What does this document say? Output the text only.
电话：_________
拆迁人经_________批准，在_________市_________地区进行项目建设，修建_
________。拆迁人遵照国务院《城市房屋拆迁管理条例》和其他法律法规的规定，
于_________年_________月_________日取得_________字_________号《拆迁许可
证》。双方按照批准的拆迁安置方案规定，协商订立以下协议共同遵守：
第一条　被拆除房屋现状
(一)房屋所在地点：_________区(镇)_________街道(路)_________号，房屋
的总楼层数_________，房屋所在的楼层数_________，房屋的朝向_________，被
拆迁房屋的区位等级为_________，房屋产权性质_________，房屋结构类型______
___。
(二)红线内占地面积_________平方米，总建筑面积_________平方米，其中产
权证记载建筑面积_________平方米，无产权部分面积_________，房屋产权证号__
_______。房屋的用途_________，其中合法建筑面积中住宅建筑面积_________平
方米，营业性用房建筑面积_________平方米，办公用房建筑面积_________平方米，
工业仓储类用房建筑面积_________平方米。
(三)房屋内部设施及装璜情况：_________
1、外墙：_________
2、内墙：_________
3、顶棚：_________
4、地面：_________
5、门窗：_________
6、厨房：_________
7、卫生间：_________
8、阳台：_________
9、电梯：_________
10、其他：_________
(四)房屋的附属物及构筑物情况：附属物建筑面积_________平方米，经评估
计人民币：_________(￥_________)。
----
WHAT YOU SHOULD DO:
Copy out each record exactly as given, omitting none.

FULL SOLUTION:
What does this document say? Output the text only.
电话：_________
拆迁人经_________批准，在_________市_________地区进行项目建设，修建_
________。拆迁人遵照国务院《城市房屋拆迁管理条例》和其他法律法规的规定，
于_________年_________月_________日取得_________字_________号《拆迁许可
证》。双方按照批准的拆迁安置方案规定，协商订立以下协议共同遵守：
第一条　被拆除房屋现状
(一)房屋所在地点：_________区(镇)_________街道(路)_________号，房屋
的总楼层数_________，房屋所在的楼层数_________，房屋的朝向_________，被
拆迁房屋的区位等级为_________，房屋产权性质_________，房屋结构类型______
___。
(二)红线内占地面积_________平方米，总建筑面积_________平方米，其中产
权证记载建筑面积_________平方米，无产权部分面积_________，房屋产权证号__
_______。房屋的用途_________，其中合法建筑面积中住宅建筑面积_________平
方米，营业性用房建筑面积_________平方米，办公用房建筑面积_________平方米，
工业仓储类用房建筑面积_________平方米。
(三)房屋内部设施及装璜情况：_________
1、外墙：_________
2、内墙：_________
3、顶棚：_________
4、地面：_________
5、门窗：_________
6、厨房：_________
7、卫生间：_________
8、阳台：_________
9、电梯：_________
10、其他：_________
(四)房屋的附属物及构筑物情况：附属物建筑面积_________平方米，经评估
计人民币：_________(￥_________)。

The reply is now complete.